### Your goal
Report how many lines of the following entries include the string "this"; respond with the number alone.

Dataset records
* * * * * * *

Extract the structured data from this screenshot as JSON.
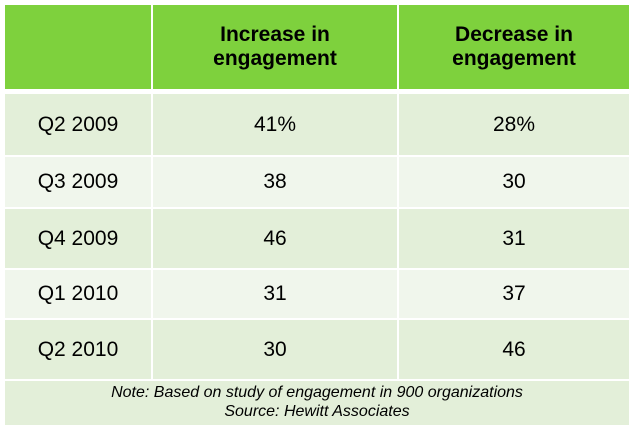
{
  "chart_data": {
    "type": "table",
    "columns": [
      "",
      "Increase in engagement",
      "Decrease in engagement"
    ],
    "header": {
      "corner": "",
      "increase_line1": "Increase in",
      "increase_line2": "engagement",
      "decrease_line1": "Decrease in",
      "decrease_line2": "engagement"
    },
    "rows": [
      {
        "period": "Q2 2009",
        "increase": "41%",
        "decrease": "28%"
      },
      {
        "period": "Q3 2009",
        "increase": "38",
        "decrease": "30"
      },
      {
        "period": "Q4 2009",
        "increase": "46",
        "decrease": "31"
      },
      {
        "period": "Q1 2010",
        "increase": "31",
        "decrease": "37"
      },
      {
        "period": "Q2 2010",
        "increase": "30",
        "decrease": "46"
      }
    ],
    "series": [
      {
        "name": "Increase in engagement",
        "values": [
          41,
          38,
          46,
          31,
          30
        ]
      },
      {
        "name": "Decrease in engagement",
        "values": [
          28,
          30,
          31,
          37,
          46
        ]
      }
    ],
    "categories": [
      "Q2 2009",
      "Q3 2009",
      "Q4 2009",
      "Q1 2010",
      "Q2 2010"
    ],
    "note": "Note: Based on study of engagement in 900 organizations",
    "source": "Source: Hewitt Associates"
  },
  "colors": {
    "header_bg": "#7ed13d",
    "row_dark": "#e3efd9",
    "row_light": "#f0f6ec",
    "text": "#000000"
  }
}
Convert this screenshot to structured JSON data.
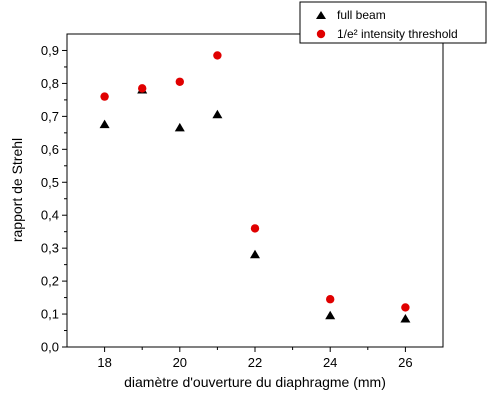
{
  "chart_data": {
    "type": "scatter",
    "title": "",
    "xlabel": "diamètre d'ouverture du diaphragme (mm)",
    "ylabel": "rapport de Strehl",
    "xlim": [
      17,
      27
    ],
    "ylim": [
      0.0,
      0.95
    ],
    "x_ticks": [
      18,
      20,
      22,
      24,
      26
    ],
    "x_tick_labels": [
      "18",
      "20",
      "22",
      "24",
      "26"
    ],
    "y_ticks": [
      0.0,
      0.1,
      0.2,
      0.3,
      0.4,
      0.5,
      0.6,
      0.7,
      0.8,
      0.9
    ],
    "y_tick_labels": [
      "0,0",
      "0,1",
      "0,2",
      "0,3",
      "0,4",
      "0,5",
      "0,6",
      "0,7",
      "0,8",
      "0,9"
    ],
    "grid": false,
    "legend_position": "top-right, outside plot",
    "series": [
      {
        "name": "full beam",
        "marker": "triangle",
        "color": "#000000",
        "x": [
          18,
          19,
          20,
          21,
          22,
          24,
          26
        ],
        "y": [
          0.675,
          0.78,
          0.665,
          0.705,
          0.28,
          0.095,
          0.085
        ]
      },
      {
        "name": "1/e² intensity threshold",
        "marker": "circle",
        "color": "#e00000",
        "x": [
          18,
          19,
          20,
          21,
          22,
          24,
          26
        ],
        "y": [
          0.76,
          0.785,
          0.805,
          0.885,
          0.36,
          0.145,
          0.12
        ]
      }
    ]
  }
}
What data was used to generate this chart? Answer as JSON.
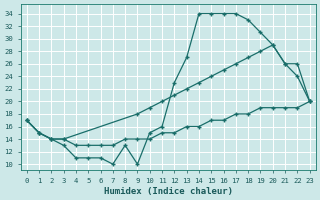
{
  "xlabel": "Humidex (Indice chaleur)",
  "bg_color": "#cde8e8",
  "line_color": "#1a6e6a",
  "grid_color": "#b8d8d8",
  "xlim": [
    -0.5,
    23.5
  ],
  "ylim": [
    9,
    35.5
  ],
  "yticks": [
    10,
    12,
    14,
    16,
    18,
    20,
    22,
    24,
    26,
    28,
    30,
    32,
    34
  ],
  "xticks": [
    0,
    1,
    2,
    3,
    4,
    5,
    6,
    7,
    8,
    9,
    10,
    11,
    12,
    13,
    14,
    15,
    16,
    17,
    18,
    19,
    20,
    21,
    22,
    23
  ],
  "curve1_x": [
    0,
    1,
    2,
    3,
    4,
    5,
    6,
    7,
    8,
    9,
    10,
    11,
    12,
    13,
    14,
    15,
    16,
    17,
    18,
    19,
    20,
    21,
    22,
    23
  ],
  "curve1_y": [
    17,
    15,
    14,
    13,
    11,
    11,
    11,
    10,
    13,
    10,
    15,
    16,
    23,
    27,
    34,
    34,
    34,
    34,
    33,
    31,
    29,
    26,
    24,
    20
  ],
  "curve2_x": [
    0,
    1,
    2,
    3,
    9,
    10,
    11,
    12,
    13,
    14,
    15,
    16,
    17,
    18,
    19,
    20,
    21,
    22,
    23
  ],
  "curve2_y": [
    17,
    15,
    14,
    14,
    18,
    19,
    20,
    21,
    22,
    23,
    24,
    25,
    26,
    27,
    28,
    29,
    26,
    26,
    20
  ],
  "curve3_x": [
    0,
    1,
    2,
    3,
    4,
    5,
    6,
    7,
    8,
    9,
    10,
    11,
    12,
    13,
    14,
    15,
    16,
    17,
    18,
    19,
    20,
    21,
    22,
    23
  ],
  "curve3_y": [
    17,
    15,
    14,
    14,
    13,
    13,
    13,
    13,
    14,
    14,
    14,
    15,
    15,
    16,
    16,
    17,
    17,
    18,
    18,
    19,
    19,
    19,
    19,
    20
  ]
}
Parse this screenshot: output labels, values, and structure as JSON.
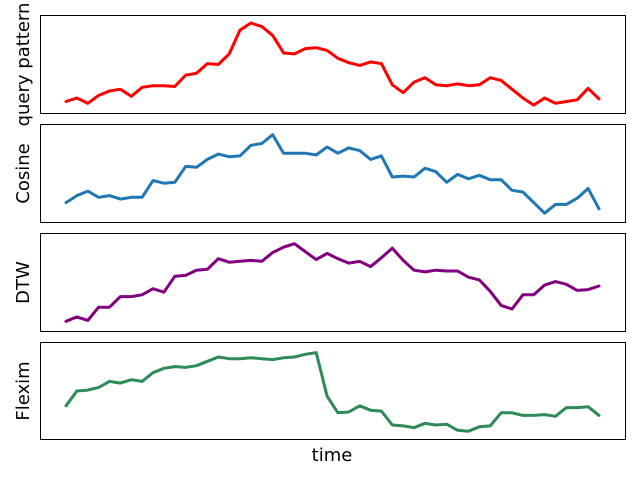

* * * * * * *

### Full answer
4